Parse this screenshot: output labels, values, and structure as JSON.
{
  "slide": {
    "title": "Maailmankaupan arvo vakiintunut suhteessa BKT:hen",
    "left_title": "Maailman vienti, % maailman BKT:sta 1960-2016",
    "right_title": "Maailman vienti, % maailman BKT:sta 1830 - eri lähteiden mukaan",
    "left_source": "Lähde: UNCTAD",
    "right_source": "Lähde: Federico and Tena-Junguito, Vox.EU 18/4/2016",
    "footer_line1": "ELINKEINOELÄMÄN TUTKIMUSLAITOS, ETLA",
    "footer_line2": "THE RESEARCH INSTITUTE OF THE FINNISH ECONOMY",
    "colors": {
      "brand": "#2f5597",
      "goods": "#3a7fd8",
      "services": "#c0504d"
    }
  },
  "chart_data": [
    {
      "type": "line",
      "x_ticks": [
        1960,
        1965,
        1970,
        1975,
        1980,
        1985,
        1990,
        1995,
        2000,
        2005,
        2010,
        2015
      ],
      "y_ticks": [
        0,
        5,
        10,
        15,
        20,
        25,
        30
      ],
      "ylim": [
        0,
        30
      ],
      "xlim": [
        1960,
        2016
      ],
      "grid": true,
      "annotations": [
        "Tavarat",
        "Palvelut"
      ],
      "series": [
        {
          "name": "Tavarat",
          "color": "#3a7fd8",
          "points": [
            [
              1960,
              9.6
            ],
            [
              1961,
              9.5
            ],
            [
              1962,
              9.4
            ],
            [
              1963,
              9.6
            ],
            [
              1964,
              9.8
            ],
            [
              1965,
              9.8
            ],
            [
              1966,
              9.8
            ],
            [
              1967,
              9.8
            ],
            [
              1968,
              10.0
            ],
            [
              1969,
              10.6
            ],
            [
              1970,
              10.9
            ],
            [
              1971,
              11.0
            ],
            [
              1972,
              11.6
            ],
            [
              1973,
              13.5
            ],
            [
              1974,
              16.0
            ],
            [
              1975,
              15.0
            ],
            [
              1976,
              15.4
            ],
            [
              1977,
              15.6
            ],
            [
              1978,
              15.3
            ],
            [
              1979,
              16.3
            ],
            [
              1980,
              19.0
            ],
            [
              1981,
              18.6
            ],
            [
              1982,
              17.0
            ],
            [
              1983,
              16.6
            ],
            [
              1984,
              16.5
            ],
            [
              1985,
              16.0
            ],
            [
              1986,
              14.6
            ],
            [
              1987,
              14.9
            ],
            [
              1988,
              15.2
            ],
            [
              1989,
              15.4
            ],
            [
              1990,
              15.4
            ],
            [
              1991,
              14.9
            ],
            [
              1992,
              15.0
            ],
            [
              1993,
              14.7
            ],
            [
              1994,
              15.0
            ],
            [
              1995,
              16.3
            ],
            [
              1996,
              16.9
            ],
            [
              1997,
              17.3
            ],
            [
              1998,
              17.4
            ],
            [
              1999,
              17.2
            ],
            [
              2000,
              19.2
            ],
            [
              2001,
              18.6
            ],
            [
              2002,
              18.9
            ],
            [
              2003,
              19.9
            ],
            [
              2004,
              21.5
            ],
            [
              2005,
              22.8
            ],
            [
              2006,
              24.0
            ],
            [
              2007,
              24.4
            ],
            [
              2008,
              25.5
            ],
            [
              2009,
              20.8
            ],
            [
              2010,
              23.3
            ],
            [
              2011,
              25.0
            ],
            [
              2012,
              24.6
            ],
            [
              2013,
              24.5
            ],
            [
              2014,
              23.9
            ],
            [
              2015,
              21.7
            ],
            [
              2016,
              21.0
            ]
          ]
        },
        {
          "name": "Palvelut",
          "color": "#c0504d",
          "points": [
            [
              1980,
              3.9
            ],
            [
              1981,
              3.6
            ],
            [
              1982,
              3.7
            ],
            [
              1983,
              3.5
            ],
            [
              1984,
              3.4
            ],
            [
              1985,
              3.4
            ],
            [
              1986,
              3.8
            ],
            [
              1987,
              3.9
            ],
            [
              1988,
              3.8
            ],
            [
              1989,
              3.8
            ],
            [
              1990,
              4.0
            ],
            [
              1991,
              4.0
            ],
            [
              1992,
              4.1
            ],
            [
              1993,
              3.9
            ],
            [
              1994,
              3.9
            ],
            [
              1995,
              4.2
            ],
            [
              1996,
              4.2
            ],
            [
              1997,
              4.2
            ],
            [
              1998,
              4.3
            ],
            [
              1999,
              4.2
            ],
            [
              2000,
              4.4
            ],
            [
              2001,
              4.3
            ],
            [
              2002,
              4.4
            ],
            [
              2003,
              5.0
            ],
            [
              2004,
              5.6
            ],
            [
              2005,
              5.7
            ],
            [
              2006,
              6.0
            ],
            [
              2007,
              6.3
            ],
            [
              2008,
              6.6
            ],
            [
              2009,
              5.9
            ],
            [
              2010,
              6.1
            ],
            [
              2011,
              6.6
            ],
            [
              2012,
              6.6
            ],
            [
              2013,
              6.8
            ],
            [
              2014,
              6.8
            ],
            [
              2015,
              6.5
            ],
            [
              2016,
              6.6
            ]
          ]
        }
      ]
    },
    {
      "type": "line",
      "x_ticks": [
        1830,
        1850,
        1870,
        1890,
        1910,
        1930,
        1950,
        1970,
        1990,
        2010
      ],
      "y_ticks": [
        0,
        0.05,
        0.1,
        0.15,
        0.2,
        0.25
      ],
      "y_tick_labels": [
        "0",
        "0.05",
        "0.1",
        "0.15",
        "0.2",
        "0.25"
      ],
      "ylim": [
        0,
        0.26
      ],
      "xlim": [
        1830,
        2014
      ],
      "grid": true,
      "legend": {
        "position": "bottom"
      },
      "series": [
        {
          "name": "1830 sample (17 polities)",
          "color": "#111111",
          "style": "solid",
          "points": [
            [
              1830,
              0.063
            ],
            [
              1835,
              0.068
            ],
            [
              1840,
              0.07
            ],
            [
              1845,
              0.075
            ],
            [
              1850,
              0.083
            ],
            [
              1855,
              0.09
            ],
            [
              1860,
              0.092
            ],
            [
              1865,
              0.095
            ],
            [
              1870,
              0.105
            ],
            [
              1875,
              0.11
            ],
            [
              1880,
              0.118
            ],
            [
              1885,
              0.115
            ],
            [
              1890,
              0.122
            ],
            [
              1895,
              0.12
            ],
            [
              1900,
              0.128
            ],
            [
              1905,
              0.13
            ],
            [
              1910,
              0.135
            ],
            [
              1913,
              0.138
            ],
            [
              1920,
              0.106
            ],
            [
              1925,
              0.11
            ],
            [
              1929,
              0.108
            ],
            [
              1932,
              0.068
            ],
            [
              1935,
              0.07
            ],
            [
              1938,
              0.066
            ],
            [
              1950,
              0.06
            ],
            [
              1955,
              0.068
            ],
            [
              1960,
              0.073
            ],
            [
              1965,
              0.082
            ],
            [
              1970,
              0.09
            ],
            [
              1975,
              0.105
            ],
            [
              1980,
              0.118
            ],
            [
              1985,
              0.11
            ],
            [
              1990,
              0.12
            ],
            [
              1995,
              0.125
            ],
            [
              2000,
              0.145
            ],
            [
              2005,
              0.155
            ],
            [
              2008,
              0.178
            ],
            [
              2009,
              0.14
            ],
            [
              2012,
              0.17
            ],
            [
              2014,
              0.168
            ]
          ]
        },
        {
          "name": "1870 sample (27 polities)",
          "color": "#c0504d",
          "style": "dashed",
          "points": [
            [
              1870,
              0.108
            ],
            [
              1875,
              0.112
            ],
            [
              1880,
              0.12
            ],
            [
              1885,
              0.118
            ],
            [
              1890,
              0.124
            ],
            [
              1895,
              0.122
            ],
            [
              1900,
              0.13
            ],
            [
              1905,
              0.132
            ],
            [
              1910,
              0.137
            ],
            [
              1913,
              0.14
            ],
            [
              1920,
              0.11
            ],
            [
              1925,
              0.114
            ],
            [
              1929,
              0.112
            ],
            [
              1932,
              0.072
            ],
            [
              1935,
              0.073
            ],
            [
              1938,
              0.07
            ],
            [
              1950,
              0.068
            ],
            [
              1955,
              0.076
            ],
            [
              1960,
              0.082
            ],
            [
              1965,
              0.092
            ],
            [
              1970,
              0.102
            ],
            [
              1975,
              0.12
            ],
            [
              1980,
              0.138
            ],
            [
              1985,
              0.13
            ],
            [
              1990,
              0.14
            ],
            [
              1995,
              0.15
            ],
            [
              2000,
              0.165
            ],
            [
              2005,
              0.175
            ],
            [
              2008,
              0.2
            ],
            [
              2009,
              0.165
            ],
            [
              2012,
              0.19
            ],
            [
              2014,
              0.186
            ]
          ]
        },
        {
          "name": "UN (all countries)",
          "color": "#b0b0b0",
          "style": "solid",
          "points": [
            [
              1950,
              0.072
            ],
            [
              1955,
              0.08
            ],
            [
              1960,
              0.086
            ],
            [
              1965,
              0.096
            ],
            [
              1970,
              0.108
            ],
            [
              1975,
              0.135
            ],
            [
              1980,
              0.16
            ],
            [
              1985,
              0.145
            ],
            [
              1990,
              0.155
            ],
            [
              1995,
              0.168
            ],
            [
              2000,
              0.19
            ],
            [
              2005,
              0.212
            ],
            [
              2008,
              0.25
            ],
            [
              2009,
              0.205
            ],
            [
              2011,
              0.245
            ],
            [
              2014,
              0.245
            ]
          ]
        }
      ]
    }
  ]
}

Exercise prompt — Extract, from the listing above, every line where the string "vienti" occurs.

Result of this task —
    "left_title": "Maailman vienti, % maailman BKT:sta 1960-2016",
    "right_title": "Maailman vienti, % maailman BKT:sta 1830 - eri lähteiden mukaan",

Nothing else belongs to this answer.